■ **Exercise goal**
Retype each line of the material exactly, please, skipping any picture in it.
## Begin Records provided
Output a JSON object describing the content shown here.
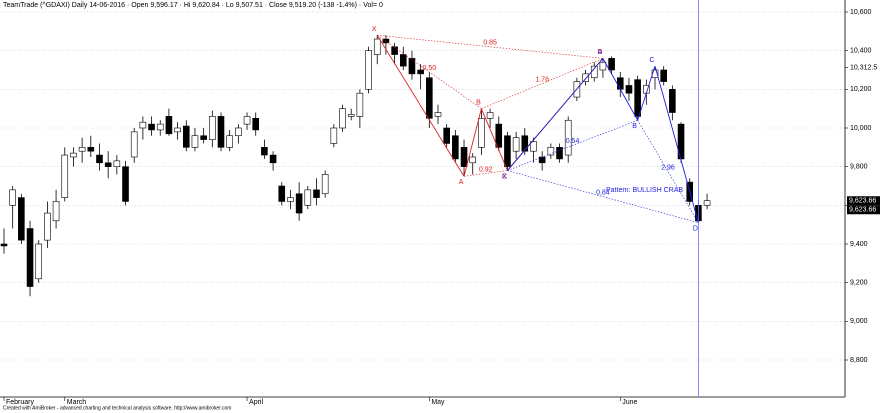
{
  "chart_data": {
    "type": "candlestick",
    "header": "TeamTrade (^GDAXI) Daily 14-06-2016 · Open 9,596.17 · Hi 9,620.84 · Lo 9,507.51 · Close 9,519.20 (-138 -1.4%) · Vol= 0",
    "footer": "Created with AmiBroker - advanced charting and technical analysis software. http://www.amibroker.com",
    "categories": [
      "February",
      null,
      null,
      null,
      null,
      null,
      null,
      "March",
      null,
      null,
      null,
      null,
      null,
      null,
      null,
      null,
      null,
      null,
      null,
      null,
      null,
      null,
      null,
      null,
      null,
      null,
      null,
      null,
      "April",
      null,
      null,
      null,
      null,
      null,
      null,
      null,
      null,
      null,
      null,
      null,
      null,
      null,
      null,
      null,
      null,
      null,
      null,
      null,
      null,
      "May",
      null,
      null,
      null,
      null,
      null,
      null,
      null,
      null,
      null,
      null,
      null,
      null,
      null,
      null,
      null,
      null,
      null,
      null,
      null,
      null,
      null,
      "June",
      null,
      null,
      null,
      null,
      null,
      null,
      null,
      null,
      null,
      null
    ],
    "open": [
      9400,
      9600,
      9640,
      9480,
      9220,
      9420,
      9520,
      9640,
      9850,
      9880,
      9900,
      9860,
      9820,
      9800,
      9800,
      9850,
      10000,
      10020,
      9990,
      10060,
      9980,
      10010,
      9900,
      9960,
      9940,
      10060,
      9900,
      9960,
      10020,
      10050,
      9900,
      9860,
      9700,
      9620,
      9660,
      9600,
      9680,
      9660,
      9920,
      10000,
      10060,
      10060,
      10200,
      10380,
      10460,
      10420,
      10380,
      10360,
      10300,
      10260,
      10060,
      10000,
      9960,
      9900,
      9820,
      9900,
      10050,
      10020,
      9960,
      9880,
      9960,
      9880,
      9850,
      9860,
      9900,
      9860,
      10160,
      10240,
      10260,
      10300,
      10360,
      10260,
      10220,
      10250,
      10180,
      10260,
      10300,
      10200,
      10020,
      9720,
      9600,
      9600
    ],
    "high": [
      9480,
      9700,
      9660,
      9520,
      9420,
      9620,
      9680,
      9900,
      9900,
      9950,
      9960,
      9920,
      9880,
      9860,
      9830,
      10000,
      10060,
      10060,
      10040,
      10100,
      10030,
      10040,
      10000,
      10000,
      10090,
      10080,
      9990,
      10020,
      10080,
      10080,
      9940,
      9880,
      9720,
      9680,
      9720,
      9700,
      9740,
      9780,
      10020,
      10120,
      10100,
      10200,
      10420,
      10480,
      10480,
      10440,
      10420,
      10400,
      10330,
      10290,
      10120,
      10020,
      9990,
      9940,
      9870,
      10100,
      10100,
      10060,
      9980,
      9980,
      10000,
      9950,
      9880,
      9920,
      9920,
      10060,
      10260,
      10300,
      10340,
      10360,
      10370,
      10290,
      10260,
      10270,
      10250,
      10320,
      10320,
      10220,
      10030,
      9740,
      9630,
      9660
    ],
    "low": [
      9350,
      9480,
      9400,
      9130,
      9200,
      9380,
      9480,
      9620,
      9800,
      9820,
      9850,
      9780,
      9740,
      9760,
      9600,
      9820,
      9940,
      9960,
      9960,
      9960,
      9940,
      9880,
      9880,
      9920,
      9900,
      9880,
      9880,
      9920,
      9990,
      9960,
      9840,
      9780,
      9600,
      9580,
      9520,
      9580,
      9600,
      9640,
      9900,
      9980,
      10040,
      10000,
      10180,
      10330,
      10380,
      10330,
      10300,
      10250,
      10200,
      10000,
      10020,
      9900,
      9820,
      9750,
      9760,
      9860,
      10000,
      9880,
      9780,
      9840,
      9860,
      9820,
      9780,
      9840,
      9820,
      9820,
      10140,
      10220,
      10240,
      10260,
      10280,
      10160,
      10140,
      10040,
      10120,
      10200,
      10220,
      10040,
      9820,
      9600,
      9510,
      9580
    ],
    "close": [
      9390,
      9680,
      9420,
      9180,
      9400,
      9560,
      9620,
      9860,
      9870,
      9900,
      9880,
      9820,
      9800,
      9830,
      9620,
      9980,
      10030,
      9990,
      10020,
      9970,
      10000,
      9900,
      9960,
      9940,
      10060,
      9900,
      9960,
      10000,
      10060,
      9990,
      9860,
      9820,
      9620,
      9640,
      9560,
      9680,
      9640,
      9760,
      10000,
      10100,
      10070,
      10180,
      10400,
      10460,
      10440,
      10380,
      10320,
      10280,
      10280,
      10050,
      10080,
      9920,
      9840,
      9800,
      9850,
      10050,
      10080,
      9900,
      9800,
      9950,
      9880,
      9930,
      9820,
      9900,
      9840,
      10040,
      10240,
      10280,
      10320,
      10340,
      10300,
      10200,
      10180,
      10060,
      10220,
      10300,
      10240,
      10080,
      9840,
      9620,
      9520,
      9624
    ],
    "ylim": [
      8619,
      10662
    ],
    "yticks": [
      {
        "value": 8800,
        "label": "8,800"
      },
      {
        "value": 9000,
        "label": "9,000"
      },
      {
        "value": 9200,
        "label": "9,200"
      },
      {
        "value": 9400,
        "label": "9,400"
      },
      {
        "value": 9600,
        "label": "9,600"
      },
      {
        "value": 9800,
        "label": "9,800"
      },
      {
        "value": 10000,
        "label": "10,000"
      },
      {
        "value": 10200,
        "label": "10,200"
      },
      {
        "value": 10400,
        "label": "10,400"
      },
      {
        "value": 10600,
        "label": "10,600"
      }
    ],
    "price_labels": [
      {
        "value": 10312.5,
        "label": "10,312.5"
      },
      {
        "value": 9623.66,
        "label": "9,623.66"
      },
      {
        "value": 9623.66,
        "label": "9,623.66"
      }
    ],
    "grid": true,
    "up_color": "#ffffff",
    "down_color": "#000000",
    "cursor_index": 80,
    "cursor_color": "#6a6aff",
    "patterns": [
      {
        "color": "#e02020",
        "points": [
          {
            "label": "X",
            "index": 43,
            "value": 10480
          },
          {
            "label": "A",
            "index": 53,
            "value": 9750
          },
          {
            "label": "B",
            "index": 55,
            "value": 10100
          },
          {
            "label": "C",
            "index": 58,
            "value": 9780
          },
          {
            "label": "D",
            "index": 69,
            "value": 10360
          }
        ],
        "ratios": [
          "0.85",
          "0.50",
          "1.76",
          "0.92"
        ]
      },
      {
        "color": "#2020e0",
        "points": [
          {
            "label": "X",
            "index": 58,
            "value": 9780
          },
          {
            "label": "A",
            "index": 69,
            "value": 10360
          },
          {
            "label": "B",
            "index": 73,
            "value": 10040
          },
          {
            "label": "C",
            "index": 75,
            "value": 10320
          },
          {
            "label": "D",
            "index": 80,
            "value": 9510
          }
        ],
        "ratios": [
          "0.84",
          "0.54",
          "2.96"
        ],
        "name": "Pattern: BULLISH CRAB"
      }
    ]
  }
}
## End Records provided
■ **Exercise answer**
Output a JSON object describing the content shown here.
{
  "chart_data": {
    "type": "candlestick",
    "header": "TeamTrade (^GDAXI) Daily 14-06-2016 · Open 9,596.17 · Hi 9,620.84 · Lo 9,507.51 · Close 9,519.20 (-138 -1.4%) · Vol= 0",
    "footer": "Created with AmiBroker - advanced charting and technical analysis software. http://www.amibroker.com",
    "categories": [
      "February",
      null,
      null,
      null,
      null,
      null,
      null,
      "March",
      null,
      null,
      null,
      null,
      null,
      null,
      null,
      null,
      null,
      null,
      null,
      null,
      null,
      null,
      null,
      null,
      null,
      null,
      null,
      null,
      "April",
      null,
      null,
      null,
      null,
      null,
      null,
      null,
      null,
      null,
      null,
      null,
      null,
      null,
      null,
      null,
      null,
      null,
      null,
      null,
      null,
      "May",
      null,
      null,
      null,
      null,
      null,
      null,
      null,
      null,
      null,
      null,
      null,
      null,
      null,
      null,
      null,
      null,
      null,
      null,
      null,
      null,
      null,
      "June",
      null,
      null,
      null,
      null,
      null,
      null,
      null,
      null,
      null,
      null
    ],
    "open": [
      9400,
      9600,
      9640,
      9480,
      9220,
      9420,
      9520,
      9640,
      9850,
      9880,
      9900,
      9860,
      9820,
      9800,
      9800,
      9850,
      10000,
      10020,
      9990,
      10060,
      9980,
      10010,
      9900,
      9960,
      9940,
      10060,
      9900,
      9960,
      10020,
      10050,
      9900,
      9860,
      9700,
      9620,
      9660,
      9600,
      9680,
      9660,
      9920,
      10000,
      10060,
      10060,
      10200,
      10380,
      10460,
      10420,
      10380,
      10360,
      10300,
      10260,
      10060,
      10000,
      9960,
      9900,
      9820,
      9900,
      10050,
      10020,
      9960,
      9880,
      9960,
      9880,
      9850,
      9860,
      9900,
      9860,
      10160,
      10240,
      10260,
      10300,
      10360,
      10260,
      10220,
      10250,
      10180,
      10260,
      10300,
      10200,
      10020,
      9720,
      9600,
      9600
    ],
    "high": [
      9480,
      9700,
      9660,
      9520,
      9420,
      9620,
      9680,
      9900,
      9900,
      9950,
      9960,
      9920,
      9880,
      9860,
      9830,
      10000,
      10060,
      10060,
      10040,
      10100,
      10030,
      10040,
      10000,
      10000,
      10090,
      10080,
      9990,
      10020,
      10080,
      10080,
      9940,
      9880,
      9720,
      9680,
      9720,
      9700,
      9740,
      9780,
      10020,
      10120,
      10100,
      10200,
      10420,
      10480,
      10480,
      10440,
      10420,
      10400,
      10330,
      10290,
      10120,
      10020,
      9990,
      9940,
      9870,
      10100,
      10100,
      10060,
      9980,
      9980,
      10000,
      9950,
      9880,
      9920,
      9920,
      10060,
      10260,
      10300,
      10340,
      10360,
      10370,
      10290,
      10260,
      10270,
      10250,
      10320,
      10320,
      10220,
      10030,
      9740,
      9630,
      9660
    ],
    "low": [
      9350,
      9480,
      9400,
      9130,
      9200,
      9380,
      9480,
      9620,
      9800,
      9820,
      9850,
      9780,
      9740,
      9760,
      9600,
      9820,
      9940,
      9960,
      9960,
      9960,
      9940,
      9880,
      9880,
      9920,
      9900,
      9880,
      9880,
      9920,
      9990,
      9960,
      9840,
      9780,
      9600,
      9580,
      9520,
      9580,
      9600,
      9640,
      9900,
      9980,
      10040,
      10000,
      10180,
      10330,
      10380,
      10330,
      10300,
      10250,
      10200,
      10000,
      10020,
      9900,
      9820,
      9750,
      9760,
      9860,
      10000,
      9880,
      9780,
      9840,
      9860,
      9820,
      9780,
      9840,
      9820,
      9820,
      10140,
      10220,
      10240,
      10260,
      10280,
      10160,
      10140,
      10040,
      10120,
      10200,
      10220,
      10040,
      9820,
      9600,
      9510,
      9580
    ],
    "close": [
      9390,
      9680,
      9420,
      9180,
      9400,
      9560,
      9620,
      9860,
      9870,
      9900,
      9880,
      9820,
      9800,
      9830,
      9620,
      9980,
      10030,
      9990,
      10020,
      9970,
      10000,
      9900,
      9960,
      9940,
      10060,
      9900,
      9960,
      10000,
      10060,
      9990,
      9860,
      9820,
      9620,
      9640,
      9560,
      9680,
      9640,
      9760,
      10000,
      10100,
      10070,
      10180,
      10400,
      10460,
      10440,
      10380,
      10320,
      10280,
      10280,
      10050,
      10080,
      9920,
      9840,
      9800,
      9850,
      10050,
      10080,
      9900,
      9800,
      9950,
      9880,
      9930,
      9820,
      9900,
      9840,
      10040,
      10240,
      10280,
      10320,
      10340,
      10300,
      10200,
      10180,
      10060,
      10220,
      10300,
      10240,
      10080,
      9840,
      9620,
      9520,
      9624
    ],
    "ylim": [
      8619,
      10662
    ],
    "yticks": [
      {
        "value": 8800,
        "label": "8,800"
      },
      {
        "value": 9000,
        "label": "9,000"
      },
      {
        "value": 9200,
        "label": "9,200"
      },
      {
        "value": 9400,
        "label": "9,400"
      },
      {
        "value": 9600,
        "label": "9,600"
      },
      {
        "value": 9800,
        "label": "9,800"
      },
      {
        "value": 10000,
        "label": "10,000"
      },
      {
        "value": 10200,
        "label": "10,200"
      },
      {
        "value": 10400,
        "label": "10,400"
      },
      {
        "value": 10600,
        "label": "10,600"
      }
    ],
    "price_labels": [
      {
        "value": 10312.5,
        "label": "10,312.5"
      },
      {
        "value": 9623.66,
        "label": "9,623.66"
      },
      {
        "value": 9623.66,
        "label": "9,623.66"
      }
    ],
    "grid": true,
    "up_color": "#ffffff",
    "down_color": "#000000",
    "cursor_index": 80,
    "cursor_color": "#6a6aff",
    "patterns": [
      {
        "color": "#e02020",
        "points": [
          {
            "label": "X",
            "index": 43,
            "value": 10480
          },
          {
            "label": "A",
            "index": 53,
            "value": 9750
          },
          {
            "label": "B",
            "index": 55,
            "value": 10100
          },
          {
            "label": "C",
            "index": 58,
            "value": 9780
          },
          {
            "label": "D",
            "index": 69,
            "value": 10360
          }
        ],
        "ratios": [
          "0.85",
          "0.50",
          "1.76",
          "0.92"
        ]
      },
      {
        "color": "#2020e0",
        "points": [
          {
            "label": "X",
            "index": 58,
            "value": 9780
          },
          {
            "label": "A",
            "index": 69,
            "value": 10360
          },
          {
            "label": "B",
            "index": 73,
            "value": 10040
          },
          {
            "label": "C",
            "index": 75,
            "value": 10320
          },
          {
            "label": "D",
            "index": 80,
            "value": 9510
          }
        ],
        "ratios": [
          "0.84",
          "0.54",
          "2.96"
        ],
        "name": "Pattern: BULLISH CRAB"
      }
    ]
  }
}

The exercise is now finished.